# MATERIAL PROVIDED:
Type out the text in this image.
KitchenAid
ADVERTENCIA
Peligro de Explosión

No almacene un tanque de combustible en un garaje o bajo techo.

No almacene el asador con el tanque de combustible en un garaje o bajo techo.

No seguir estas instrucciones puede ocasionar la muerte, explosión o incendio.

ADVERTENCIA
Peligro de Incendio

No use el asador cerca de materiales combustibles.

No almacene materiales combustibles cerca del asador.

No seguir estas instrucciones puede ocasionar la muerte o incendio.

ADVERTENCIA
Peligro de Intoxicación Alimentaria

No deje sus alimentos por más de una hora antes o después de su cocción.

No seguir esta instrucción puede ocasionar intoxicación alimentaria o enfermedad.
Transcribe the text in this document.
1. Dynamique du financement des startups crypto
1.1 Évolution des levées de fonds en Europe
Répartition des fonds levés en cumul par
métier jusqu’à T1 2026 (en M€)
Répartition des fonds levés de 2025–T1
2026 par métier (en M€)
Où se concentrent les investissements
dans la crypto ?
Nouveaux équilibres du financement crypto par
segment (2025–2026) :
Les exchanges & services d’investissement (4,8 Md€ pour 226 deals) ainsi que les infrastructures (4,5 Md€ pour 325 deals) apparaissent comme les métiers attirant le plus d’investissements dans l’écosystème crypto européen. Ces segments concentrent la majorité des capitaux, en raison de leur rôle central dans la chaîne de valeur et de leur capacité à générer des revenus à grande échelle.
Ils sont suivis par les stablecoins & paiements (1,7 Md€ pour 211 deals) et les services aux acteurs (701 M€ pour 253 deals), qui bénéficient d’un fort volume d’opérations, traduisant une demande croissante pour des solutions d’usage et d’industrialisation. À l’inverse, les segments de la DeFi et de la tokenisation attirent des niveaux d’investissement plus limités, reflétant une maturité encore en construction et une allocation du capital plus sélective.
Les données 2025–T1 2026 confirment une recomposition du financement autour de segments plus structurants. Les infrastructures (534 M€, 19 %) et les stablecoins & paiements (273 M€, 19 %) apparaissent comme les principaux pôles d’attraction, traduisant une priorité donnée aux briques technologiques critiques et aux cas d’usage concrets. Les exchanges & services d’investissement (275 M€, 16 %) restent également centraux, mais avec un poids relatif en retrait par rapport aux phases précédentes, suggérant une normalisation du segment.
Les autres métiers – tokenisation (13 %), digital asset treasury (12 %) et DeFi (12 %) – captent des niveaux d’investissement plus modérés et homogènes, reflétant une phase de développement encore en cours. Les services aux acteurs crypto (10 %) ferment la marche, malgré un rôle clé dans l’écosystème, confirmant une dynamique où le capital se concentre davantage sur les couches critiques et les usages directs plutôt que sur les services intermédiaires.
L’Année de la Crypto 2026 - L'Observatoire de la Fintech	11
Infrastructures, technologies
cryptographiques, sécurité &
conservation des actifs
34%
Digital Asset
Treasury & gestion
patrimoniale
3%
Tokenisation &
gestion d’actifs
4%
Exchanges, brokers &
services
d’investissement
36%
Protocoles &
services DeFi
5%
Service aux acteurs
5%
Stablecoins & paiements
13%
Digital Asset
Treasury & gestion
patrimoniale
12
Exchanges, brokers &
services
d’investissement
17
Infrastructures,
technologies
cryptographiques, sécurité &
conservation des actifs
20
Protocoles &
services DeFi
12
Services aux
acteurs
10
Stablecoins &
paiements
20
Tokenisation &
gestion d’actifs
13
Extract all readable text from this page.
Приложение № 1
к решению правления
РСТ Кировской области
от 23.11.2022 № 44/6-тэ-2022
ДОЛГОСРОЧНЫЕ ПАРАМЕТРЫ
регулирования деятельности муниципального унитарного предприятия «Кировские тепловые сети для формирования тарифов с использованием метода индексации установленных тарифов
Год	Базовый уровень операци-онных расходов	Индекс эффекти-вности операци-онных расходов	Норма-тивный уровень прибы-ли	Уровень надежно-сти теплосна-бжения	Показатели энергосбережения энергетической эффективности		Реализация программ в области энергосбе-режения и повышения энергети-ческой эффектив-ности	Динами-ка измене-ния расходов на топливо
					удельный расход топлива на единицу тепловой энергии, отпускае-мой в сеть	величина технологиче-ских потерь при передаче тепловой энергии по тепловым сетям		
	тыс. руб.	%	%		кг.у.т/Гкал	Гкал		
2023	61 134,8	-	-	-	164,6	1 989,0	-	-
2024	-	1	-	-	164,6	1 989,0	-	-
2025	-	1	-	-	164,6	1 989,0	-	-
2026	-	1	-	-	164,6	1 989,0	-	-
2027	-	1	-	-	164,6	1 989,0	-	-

# WHAT IS EXPECTED:
Nothing in the data may differ; print all of it exactly as written.

# EXERCISE SOLUTION:
Type out the text in this image.
KitchenAid
ADVERTENCIA
Peligro de Explosión

No almacene un tanque de combustible en un garaje o bajo techo.

No almacene el asador con el tanque de combustible en un garaje o bajo techo.

No seguir estas instrucciones puede ocasionar la muerte, explosión o incendio.

ADVERTENCIA
Peligro de Incendio

No use el asador cerca de materiales combustibles.

No almacene materiales combustibles cerca del asador.

No seguir estas instrucciones puede ocasionar la muerte o incendio.

ADVERTENCIA
Peligro de Intoxicación Alimentaria

No deje sus alimentos por más de una hora antes o después de su cocción.

No seguir esta instrucción puede ocasionar intoxicación alimentaria o enfermedad.
Transcribe the text in this document.
1. Dynamique du financement des startups crypto
1.1 Évolution des levées de fonds en Europe
Répartition des fonds levés en cumul par
métier jusqu’à T1 2026 (en M€)
Répartition des fonds levés de 2025–T1
2026 par métier (en M€)
Où se concentrent les investissements
dans la crypto ?
Nouveaux équilibres du financement crypto par
segment (2025–2026) :
Les exchanges & services d’investissement (4,8 Md€ pour 226 deals) ainsi que les infrastructures (4,5 Md€ pour 325 deals) apparaissent comme les métiers attirant le plus d’investissements dans l’écosystème crypto européen. Ces segments concentrent la majorité des capitaux, en raison de leur rôle central dans la chaîne de valeur et de leur capacité à générer des revenus à grande échelle.
Ils sont suivis par les stablecoins & paiements (1,7 Md€ pour 211 deals) et les services aux acteurs (701 M€ pour 253 deals), qui bénéficient d’un fort volume d’opérations, traduisant une demande croissante pour des solutions d’usage et d’industrialisation. À l’inverse, les segments de la DeFi et de la tokenisation attirent des niveaux d’investissement plus limités, reflétant une maturité encore en construction et une allocation du capital plus sélective.
Les données 2025–T1 2026 confirment une recomposition du financement autour de segments plus structurants. Les infrastructures (534 M€, 19 %) et les stablecoins & paiements (273 M€, 19 %) apparaissent comme les principaux pôles d’attraction, traduisant une priorité donnée aux briques technologiques critiques et aux cas d’usage concrets. Les exchanges & services d’investissement (275 M€, 16 %) restent également centraux, mais avec un poids relatif en retrait par rapport aux phases précédentes, suggérant une normalisation du segment.
Les autres métiers – tokenisation (13 %), digital asset treasury (12 %) et DeFi (12 %) – captent des niveaux d’investissement plus modérés et homogènes, reflétant une phase de développement encore en cours. Les services aux acteurs crypto (10 %) ferment la marche, malgré un rôle clé dans l’écosystème, confirmant une dynamique où le capital se concentre davantage sur les couches critiques et les usages directs plutôt que sur les services intermédiaires.
L’Année de la Crypto 2026 - L'Observatoire de la Fintech	11
Infrastructures, technologies
cryptographiques, sécurité &
conservation des actifs
34%
Digital Asset
Treasury & gestion
patrimoniale
3%
Tokenisation &
gestion d’actifs
4%
Exchanges, brokers &
services
d’investissement
36%
Protocoles &
services DeFi
5%
Service aux acteurs
5%
Stablecoins & paiements
13%
Digital Asset
Treasury & gestion
patrimoniale
12
Exchanges, brokers &
services
d’investissement
17
Infrastructures,
technologies
cryptographiques, sécurité &
conservation des actifs
20
Protocoles &
services DeFi
12
Services aux
acteurs
10
Stablecoins &
paiements
20
Tokenisation &
gestion d’actifs
13
Extract all readable text from this page.
Приложение № 1
к решению правления
РСТ Кировской области
от 23.11.2022 № 44/6-тэ-2022
ДОЛГОСРОЧНЫЕ ПАРАМЕТРЫ
регулирования деятельности муниципального унитарного предприятия «Кировские тепловые сети для формирования тарифов с использованием метода индексации установленных тарифов
Год	Базовый уровень операци-онных расходов	Индекс эффекти-вности операци-онных расходов	Норма-тивный уровень прибы-ли	Уровень надежно-сти теплосна-бжения	Показатели энергосбережения энергетической эффективности		Реализация программ в области энергосбе-режения и повышения энергети-ческой эффектив-ности	Динами-ка измене-ния расходов на топливо
					удельный расход топлива на единицу тепловой энергии, отпускае-мой в сеть	величина технологиче-ских потерь при передаче тепловой энергии по тепловым сетям		
	тыс. руб.	%	%		кг.у.т/Гкал	Гкал		
2023	61 134,8	-	-	-	164,6	1 989,0	-	-
2024	-	1	-	-	164,6	1 989,0	-	-
2025	-	1	-	-	164,6	1 989,0	-	-
2026	-	1	-	-	164,6	1 989,0	-	-
2027	-	1	-	-	164,6	1 989,0	-	-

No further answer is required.